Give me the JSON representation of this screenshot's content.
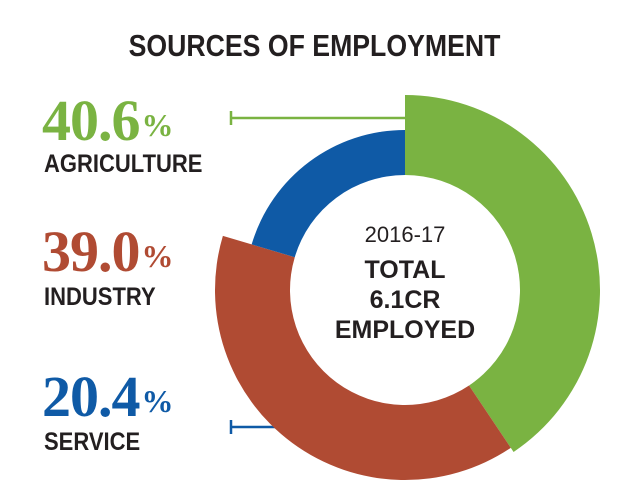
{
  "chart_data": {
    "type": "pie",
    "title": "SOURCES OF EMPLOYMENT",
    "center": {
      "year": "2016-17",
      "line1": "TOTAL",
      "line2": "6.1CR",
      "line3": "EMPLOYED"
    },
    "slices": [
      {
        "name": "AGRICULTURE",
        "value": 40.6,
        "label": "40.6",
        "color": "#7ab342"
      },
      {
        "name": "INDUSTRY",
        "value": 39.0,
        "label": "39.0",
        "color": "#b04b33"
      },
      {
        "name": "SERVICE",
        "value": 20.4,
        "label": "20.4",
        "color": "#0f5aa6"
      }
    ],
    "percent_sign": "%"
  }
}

[DO THIS] Every record above must be given again exactly; drop the pictures.

[OUTPUT OF THE TASK]
Give me the JSON representation of this screenshot's content.
{
  "chart_data": {
    "type": "pie",
    "title": "SOURCES OF EMPLOYMENT",
    "center": {
      "year": "2016-17",
      "line1": "TOTAL",
      "line2": "6.1CR",
      "line3": "EMPLOYED"
    },
    "slices": [
      {
        "name": "AGRICULTURE",
        "value": 40.6,
        "label": "40.6",
        "color": "#7ab342"
      },
      {
        "name": "INDUSTRY",
        "value": 39.0,
        "label": "39.0",
        "color": "#b04b33"
      },
      {
        "name": "SERVICE",
        "value": 20.4,
        "label": "20.4",
        "color": "#0f5aa6"
      }
    ],
    "percent_sign": "%"
  }
}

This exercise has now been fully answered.